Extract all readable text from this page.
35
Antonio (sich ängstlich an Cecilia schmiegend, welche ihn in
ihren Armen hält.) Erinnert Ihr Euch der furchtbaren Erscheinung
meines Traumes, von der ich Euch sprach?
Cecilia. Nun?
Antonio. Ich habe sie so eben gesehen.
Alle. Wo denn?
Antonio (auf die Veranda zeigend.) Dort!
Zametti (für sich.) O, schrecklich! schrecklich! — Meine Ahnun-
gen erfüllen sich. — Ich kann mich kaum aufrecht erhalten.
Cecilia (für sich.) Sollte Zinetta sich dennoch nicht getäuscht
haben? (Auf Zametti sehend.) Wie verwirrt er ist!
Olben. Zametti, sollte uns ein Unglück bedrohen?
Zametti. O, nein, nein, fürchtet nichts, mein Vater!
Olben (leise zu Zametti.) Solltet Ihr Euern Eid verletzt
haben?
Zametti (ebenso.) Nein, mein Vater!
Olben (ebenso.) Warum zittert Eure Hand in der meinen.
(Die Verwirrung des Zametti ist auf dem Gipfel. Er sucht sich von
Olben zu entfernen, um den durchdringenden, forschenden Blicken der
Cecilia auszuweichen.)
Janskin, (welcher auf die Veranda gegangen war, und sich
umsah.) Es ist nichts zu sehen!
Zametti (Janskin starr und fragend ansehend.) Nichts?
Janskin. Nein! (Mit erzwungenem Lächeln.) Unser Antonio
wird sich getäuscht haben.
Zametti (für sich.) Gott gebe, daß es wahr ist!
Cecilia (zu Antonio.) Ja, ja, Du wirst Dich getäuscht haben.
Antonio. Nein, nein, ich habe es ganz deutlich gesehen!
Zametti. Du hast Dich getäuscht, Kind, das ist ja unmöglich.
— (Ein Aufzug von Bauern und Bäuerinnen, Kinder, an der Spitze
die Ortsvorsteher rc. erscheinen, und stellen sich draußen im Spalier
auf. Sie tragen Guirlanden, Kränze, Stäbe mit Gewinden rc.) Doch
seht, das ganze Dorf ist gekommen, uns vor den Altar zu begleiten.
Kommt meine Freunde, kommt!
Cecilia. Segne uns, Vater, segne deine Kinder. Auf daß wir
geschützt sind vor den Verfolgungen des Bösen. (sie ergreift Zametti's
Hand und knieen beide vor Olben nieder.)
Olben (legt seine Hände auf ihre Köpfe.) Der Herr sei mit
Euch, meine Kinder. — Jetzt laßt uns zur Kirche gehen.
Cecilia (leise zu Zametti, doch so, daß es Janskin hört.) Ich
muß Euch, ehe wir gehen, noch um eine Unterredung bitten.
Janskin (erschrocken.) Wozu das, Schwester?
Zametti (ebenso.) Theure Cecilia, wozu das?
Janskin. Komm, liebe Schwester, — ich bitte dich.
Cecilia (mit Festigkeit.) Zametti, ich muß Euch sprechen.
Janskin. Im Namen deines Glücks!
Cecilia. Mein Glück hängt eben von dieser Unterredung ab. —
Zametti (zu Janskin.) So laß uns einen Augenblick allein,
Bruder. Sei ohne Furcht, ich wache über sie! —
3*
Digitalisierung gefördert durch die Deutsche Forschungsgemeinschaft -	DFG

━━━━━━━━━━━━━━━━

The task |
Write out all records exactly, keeping every detail.

Answer to this exercise |
Extract all readable text from this page.
35
Antonio (sich ängstlich an Cecilia schmiegend, welche ihn in
ihren Armen hält.) Erinnert Ihr Euch der furchtbaren Erscheinung
meines Traumes, von der ich Euch sprach?
Cecilia. Nun?
Antonio. Ich habe sie so eben gesehen.
Alle. Wo denn?
Antonio (auf die Veranda zeigend.) Dort!
Zametti (für sich.) O, schrecklich! schrecklich! — Meine Ahnun-
gen erfüllen sich. — Ich kann mich kaum aufrecht erhalten.
Cecilia (für sich.) Sollte Zinetta sich dennoch nicht getäuscht
haben? (Auf Zametti sehend.) Wie verwirrt er ist!
Olben. Zametti, sollte uns ein Unglück bedrohen?
Zametti. O, nein, nein, fürchtet nichts, mein Vater!
Olben (leise zu Zametti.) Solltet Ihr Euern Eid verletzt
haben?
Zametti (ebenso.) Nein, mein Vater!
Olben (ebenso.) Warum zittert Eure Hand in der meinen.
(Die Verwirrung des Zametti ist auf dem Gipfel. Er sucht sich von
Olben zu entfernen, um den durchdringenden, forschenden Blicken der
Cecilia auszuweichen.)
Janskin, (welcher auf die Veranda gegangen war, und sich
umsah.) Es ist nichts zu sehen!
Zametti (Janskin starr und fragend ansehend.) Nichts?
Janskin. Nein! (Mit erzwungenem Lächeln.) Unser Antonio
wird sich getäuscht haben.
Zametti (für sich.) Gott gebe, daß es wahr ist!
Cecilia (zu Antonio.) Ja, ja, Du wirst Dich getäuscht haben.
Antonio. Nein, nein, ich habe es ganz deutlich gesehen!
Zametti. Du hast Dich getäuscht, Kind, das ist ja unmöglich.
— (Ein Aufzug von Bauern und Bäuerinnen, Kinder, an der Spitze
die Ortsvorsteher rc. erscheinen, und stellen sich draußen im Spalier
auf. Sie tragen Guirlanden, Kränze, Stäbe mit Gewinden rc.) Doch
seht, das ganze Dorf ist gekommen, uns vor den Altar zu begleiten.
Kommt meine Freunde, kommt!
Cecilia. Segne uns, Vater, segne deine Kinder. Auf daß wir
geschützt sind vor den Verfolgungen des Bösen. (sie ergreift Zametti's
Hand und knieen beide vor Olben nieder.)
Olben (legt seine Hände auf ihre Köpfe.) Der Herr sei mit
Euch, meine Kinder. — Jetzt laßt uns zur Kirche gehen.
Cecilia (leise zu Zametti, doch so, daß es Janskin hört.) Ich
muß Euch, ehe wir gehen, noch um eine Unterredung bitten.
Janskin (erschrocken.) Wozu das, Schwester?
Zametti (ebenso.) Theure Cecilia, wozu das?
Janskin. Komm, liebe Schwester, — ich bitte dich.
Cecilia (mit Festigkeit.) Zametti, ich muß Euch sprechen.
Janskin. Im Namen deines Glücks!
Cecilia. Mein Glück hängt eben von dieser Unterredung ab. —
Zametti (zu Janskin.) So laß uns einen Augenblick allein,
Bruder. Sei ohne Furcht, ich wache über sie! —
3*
Digitalisierung gefördert durch die Deutsche Forschungsgemeinschaft -	DFG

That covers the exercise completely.